===== Provided information

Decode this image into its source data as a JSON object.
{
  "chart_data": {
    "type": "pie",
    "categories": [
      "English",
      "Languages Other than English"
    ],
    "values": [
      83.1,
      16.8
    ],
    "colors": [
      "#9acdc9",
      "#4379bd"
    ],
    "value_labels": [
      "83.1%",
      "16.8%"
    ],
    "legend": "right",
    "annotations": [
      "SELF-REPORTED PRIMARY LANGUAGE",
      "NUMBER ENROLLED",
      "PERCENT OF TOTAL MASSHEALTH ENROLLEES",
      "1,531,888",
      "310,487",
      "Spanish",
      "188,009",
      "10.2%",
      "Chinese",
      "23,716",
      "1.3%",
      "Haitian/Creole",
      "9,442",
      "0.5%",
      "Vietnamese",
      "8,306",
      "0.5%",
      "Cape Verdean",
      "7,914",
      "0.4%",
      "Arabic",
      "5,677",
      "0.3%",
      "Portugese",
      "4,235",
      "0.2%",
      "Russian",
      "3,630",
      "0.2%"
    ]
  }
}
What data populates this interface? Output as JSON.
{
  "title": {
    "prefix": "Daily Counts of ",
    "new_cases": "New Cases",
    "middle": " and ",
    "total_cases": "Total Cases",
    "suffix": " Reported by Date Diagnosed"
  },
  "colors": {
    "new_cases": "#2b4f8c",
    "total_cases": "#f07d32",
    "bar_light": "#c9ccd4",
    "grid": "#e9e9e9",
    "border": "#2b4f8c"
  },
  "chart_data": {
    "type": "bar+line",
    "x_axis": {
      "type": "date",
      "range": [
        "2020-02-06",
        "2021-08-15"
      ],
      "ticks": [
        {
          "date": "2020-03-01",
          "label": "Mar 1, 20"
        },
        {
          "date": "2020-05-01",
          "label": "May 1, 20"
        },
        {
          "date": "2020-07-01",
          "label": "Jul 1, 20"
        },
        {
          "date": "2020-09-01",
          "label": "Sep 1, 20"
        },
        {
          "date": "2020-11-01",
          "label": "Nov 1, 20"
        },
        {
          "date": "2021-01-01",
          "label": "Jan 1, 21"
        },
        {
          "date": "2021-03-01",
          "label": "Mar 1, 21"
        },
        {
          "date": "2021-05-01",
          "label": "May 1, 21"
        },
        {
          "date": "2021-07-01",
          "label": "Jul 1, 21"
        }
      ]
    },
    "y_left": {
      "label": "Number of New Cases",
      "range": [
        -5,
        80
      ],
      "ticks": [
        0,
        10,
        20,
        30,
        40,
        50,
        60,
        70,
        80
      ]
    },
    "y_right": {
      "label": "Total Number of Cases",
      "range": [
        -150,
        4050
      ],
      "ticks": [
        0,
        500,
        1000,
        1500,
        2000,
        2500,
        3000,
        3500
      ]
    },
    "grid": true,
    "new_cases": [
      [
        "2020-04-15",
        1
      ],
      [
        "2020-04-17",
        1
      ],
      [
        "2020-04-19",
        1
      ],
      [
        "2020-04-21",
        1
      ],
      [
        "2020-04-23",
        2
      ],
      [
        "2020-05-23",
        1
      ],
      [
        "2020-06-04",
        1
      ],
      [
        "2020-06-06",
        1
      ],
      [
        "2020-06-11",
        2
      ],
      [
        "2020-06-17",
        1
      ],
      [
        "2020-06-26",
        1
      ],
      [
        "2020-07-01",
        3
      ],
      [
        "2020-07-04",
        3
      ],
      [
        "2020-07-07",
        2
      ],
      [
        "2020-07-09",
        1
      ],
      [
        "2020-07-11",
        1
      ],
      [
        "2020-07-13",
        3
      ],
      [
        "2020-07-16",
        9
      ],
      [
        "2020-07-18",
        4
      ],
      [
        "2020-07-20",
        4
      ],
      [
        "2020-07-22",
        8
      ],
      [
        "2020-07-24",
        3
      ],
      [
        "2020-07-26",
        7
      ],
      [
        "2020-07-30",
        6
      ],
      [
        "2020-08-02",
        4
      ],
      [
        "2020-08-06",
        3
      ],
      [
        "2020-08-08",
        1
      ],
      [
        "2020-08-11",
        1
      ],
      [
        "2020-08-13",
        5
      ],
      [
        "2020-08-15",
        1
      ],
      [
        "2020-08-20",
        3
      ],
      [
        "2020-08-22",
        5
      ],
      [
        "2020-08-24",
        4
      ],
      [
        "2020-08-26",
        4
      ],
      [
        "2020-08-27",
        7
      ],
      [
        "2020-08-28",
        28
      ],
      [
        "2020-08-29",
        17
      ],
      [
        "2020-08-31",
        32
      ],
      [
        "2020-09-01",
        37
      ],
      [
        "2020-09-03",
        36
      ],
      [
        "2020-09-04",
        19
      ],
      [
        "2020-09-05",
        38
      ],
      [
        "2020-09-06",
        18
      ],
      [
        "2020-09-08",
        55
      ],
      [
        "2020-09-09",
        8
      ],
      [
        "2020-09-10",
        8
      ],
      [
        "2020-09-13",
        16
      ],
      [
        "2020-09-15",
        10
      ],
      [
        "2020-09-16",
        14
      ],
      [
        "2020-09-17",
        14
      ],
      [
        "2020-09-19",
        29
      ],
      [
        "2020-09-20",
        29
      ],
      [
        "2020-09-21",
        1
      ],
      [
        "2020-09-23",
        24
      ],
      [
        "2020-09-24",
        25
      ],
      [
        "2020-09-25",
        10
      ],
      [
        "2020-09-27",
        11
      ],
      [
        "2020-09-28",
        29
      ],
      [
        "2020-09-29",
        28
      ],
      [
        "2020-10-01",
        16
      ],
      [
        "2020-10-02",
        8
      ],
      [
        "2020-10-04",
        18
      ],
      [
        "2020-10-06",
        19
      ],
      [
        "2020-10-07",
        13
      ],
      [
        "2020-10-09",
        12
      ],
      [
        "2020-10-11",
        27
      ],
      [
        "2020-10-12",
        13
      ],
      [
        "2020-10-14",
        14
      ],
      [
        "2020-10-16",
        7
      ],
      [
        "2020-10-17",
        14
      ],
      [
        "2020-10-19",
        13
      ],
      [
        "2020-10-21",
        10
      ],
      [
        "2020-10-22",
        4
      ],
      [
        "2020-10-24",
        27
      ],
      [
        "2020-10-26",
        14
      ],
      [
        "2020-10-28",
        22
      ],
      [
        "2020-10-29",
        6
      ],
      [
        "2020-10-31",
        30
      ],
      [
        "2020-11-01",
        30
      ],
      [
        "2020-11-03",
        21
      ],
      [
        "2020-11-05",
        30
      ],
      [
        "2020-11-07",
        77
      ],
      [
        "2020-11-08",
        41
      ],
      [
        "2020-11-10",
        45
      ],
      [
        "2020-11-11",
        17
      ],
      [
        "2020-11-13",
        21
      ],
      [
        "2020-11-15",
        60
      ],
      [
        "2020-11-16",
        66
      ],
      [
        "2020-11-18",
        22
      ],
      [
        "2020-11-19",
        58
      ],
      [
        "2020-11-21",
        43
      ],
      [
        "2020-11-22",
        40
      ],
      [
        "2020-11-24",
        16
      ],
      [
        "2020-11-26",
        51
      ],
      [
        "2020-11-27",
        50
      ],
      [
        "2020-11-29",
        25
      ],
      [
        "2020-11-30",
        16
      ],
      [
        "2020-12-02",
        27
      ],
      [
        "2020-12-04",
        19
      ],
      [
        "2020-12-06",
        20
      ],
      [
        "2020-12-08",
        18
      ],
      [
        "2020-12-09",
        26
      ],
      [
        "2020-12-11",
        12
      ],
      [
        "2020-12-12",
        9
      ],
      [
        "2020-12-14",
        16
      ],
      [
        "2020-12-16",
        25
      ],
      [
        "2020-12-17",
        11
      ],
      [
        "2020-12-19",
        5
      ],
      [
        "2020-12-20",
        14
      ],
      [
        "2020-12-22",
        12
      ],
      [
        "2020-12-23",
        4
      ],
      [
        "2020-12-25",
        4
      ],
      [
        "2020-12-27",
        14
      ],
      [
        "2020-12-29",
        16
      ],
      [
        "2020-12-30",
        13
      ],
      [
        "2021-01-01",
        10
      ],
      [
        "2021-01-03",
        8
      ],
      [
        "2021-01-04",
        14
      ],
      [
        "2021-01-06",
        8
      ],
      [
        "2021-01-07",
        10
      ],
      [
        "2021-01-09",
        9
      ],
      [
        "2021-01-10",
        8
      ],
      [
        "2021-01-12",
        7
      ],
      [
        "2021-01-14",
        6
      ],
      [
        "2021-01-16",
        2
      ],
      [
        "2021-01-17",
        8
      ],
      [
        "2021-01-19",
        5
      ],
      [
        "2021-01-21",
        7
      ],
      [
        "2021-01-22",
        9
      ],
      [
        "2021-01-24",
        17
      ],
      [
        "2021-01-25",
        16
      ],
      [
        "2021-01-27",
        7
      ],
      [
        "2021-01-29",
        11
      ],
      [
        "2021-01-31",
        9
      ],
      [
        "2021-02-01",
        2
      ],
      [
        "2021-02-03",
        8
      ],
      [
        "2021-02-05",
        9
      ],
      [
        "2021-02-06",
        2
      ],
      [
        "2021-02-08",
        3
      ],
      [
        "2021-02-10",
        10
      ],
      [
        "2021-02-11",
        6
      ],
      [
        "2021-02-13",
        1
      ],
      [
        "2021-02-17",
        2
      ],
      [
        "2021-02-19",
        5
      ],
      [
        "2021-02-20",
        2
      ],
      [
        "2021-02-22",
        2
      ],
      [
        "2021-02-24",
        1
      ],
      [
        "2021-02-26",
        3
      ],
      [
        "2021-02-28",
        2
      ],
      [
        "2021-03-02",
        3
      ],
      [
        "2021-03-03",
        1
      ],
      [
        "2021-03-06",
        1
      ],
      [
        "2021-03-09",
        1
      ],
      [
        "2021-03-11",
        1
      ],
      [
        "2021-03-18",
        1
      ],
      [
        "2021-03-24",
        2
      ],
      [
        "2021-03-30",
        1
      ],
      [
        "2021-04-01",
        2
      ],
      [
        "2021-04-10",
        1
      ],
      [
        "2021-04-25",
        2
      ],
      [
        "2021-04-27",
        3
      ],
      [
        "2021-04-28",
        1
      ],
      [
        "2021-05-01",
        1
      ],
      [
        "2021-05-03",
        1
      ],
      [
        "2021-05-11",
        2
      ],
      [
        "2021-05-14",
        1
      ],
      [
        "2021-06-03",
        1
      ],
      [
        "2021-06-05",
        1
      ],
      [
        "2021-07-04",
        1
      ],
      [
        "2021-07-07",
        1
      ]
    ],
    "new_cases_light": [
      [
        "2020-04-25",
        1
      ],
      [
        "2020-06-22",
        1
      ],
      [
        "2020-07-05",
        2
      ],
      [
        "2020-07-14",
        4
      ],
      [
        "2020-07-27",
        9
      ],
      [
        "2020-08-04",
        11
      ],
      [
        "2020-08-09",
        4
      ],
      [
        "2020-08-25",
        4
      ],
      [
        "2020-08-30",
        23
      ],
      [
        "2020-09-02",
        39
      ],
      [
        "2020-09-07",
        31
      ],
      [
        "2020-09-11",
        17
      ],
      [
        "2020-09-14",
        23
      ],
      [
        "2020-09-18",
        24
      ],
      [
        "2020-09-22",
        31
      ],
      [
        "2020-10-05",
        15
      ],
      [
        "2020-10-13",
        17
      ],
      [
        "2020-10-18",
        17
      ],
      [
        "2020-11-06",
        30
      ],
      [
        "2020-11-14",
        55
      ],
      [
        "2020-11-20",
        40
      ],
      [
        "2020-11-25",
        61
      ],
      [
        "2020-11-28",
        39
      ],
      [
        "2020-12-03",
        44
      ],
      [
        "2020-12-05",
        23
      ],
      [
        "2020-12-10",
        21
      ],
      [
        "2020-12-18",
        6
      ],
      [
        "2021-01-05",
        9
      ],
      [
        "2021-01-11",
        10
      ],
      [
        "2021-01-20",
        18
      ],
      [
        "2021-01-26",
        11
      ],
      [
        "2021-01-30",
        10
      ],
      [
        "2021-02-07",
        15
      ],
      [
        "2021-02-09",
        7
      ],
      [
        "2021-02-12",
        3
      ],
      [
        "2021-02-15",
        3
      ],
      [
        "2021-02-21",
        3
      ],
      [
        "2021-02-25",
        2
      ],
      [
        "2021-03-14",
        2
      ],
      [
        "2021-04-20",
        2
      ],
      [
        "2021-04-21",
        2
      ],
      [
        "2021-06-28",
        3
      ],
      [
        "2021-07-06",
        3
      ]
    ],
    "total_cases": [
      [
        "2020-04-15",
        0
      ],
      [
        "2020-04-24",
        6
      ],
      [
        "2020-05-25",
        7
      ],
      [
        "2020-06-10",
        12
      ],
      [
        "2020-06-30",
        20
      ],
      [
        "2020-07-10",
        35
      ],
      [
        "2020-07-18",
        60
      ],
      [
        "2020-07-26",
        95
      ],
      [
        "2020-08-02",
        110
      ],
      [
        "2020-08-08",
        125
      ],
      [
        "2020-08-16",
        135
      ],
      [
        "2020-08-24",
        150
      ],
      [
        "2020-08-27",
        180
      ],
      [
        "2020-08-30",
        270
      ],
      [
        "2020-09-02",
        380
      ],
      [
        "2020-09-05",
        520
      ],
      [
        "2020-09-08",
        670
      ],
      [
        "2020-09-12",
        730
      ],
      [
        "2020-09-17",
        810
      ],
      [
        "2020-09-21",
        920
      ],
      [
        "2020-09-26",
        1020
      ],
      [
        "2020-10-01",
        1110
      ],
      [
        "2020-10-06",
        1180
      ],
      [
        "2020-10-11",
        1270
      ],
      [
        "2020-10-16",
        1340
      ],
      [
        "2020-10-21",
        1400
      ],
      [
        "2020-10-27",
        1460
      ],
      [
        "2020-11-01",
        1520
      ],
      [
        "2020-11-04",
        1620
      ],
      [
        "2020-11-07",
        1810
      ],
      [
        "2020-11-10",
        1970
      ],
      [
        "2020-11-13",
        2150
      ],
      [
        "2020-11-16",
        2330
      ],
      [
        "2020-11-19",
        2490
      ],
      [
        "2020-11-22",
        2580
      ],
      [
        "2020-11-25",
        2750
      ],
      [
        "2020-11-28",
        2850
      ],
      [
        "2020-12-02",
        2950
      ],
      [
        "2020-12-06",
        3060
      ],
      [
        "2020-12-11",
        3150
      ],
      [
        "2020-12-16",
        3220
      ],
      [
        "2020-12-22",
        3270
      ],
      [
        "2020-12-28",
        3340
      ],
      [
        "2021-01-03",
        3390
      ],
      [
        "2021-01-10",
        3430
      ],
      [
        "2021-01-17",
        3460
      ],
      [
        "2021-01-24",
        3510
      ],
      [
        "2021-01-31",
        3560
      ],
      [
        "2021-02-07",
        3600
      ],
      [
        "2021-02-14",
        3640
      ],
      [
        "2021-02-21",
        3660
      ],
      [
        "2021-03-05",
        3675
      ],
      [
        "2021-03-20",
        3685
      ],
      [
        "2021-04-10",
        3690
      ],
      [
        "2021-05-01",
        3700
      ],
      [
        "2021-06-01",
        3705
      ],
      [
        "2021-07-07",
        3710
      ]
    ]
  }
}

==========

To do => Pull out each line of the listing that holds the string "this".

Reply to the exercise =>
Decode this image into its source data as a JSON object.
What data populates this interface? Output as JSON.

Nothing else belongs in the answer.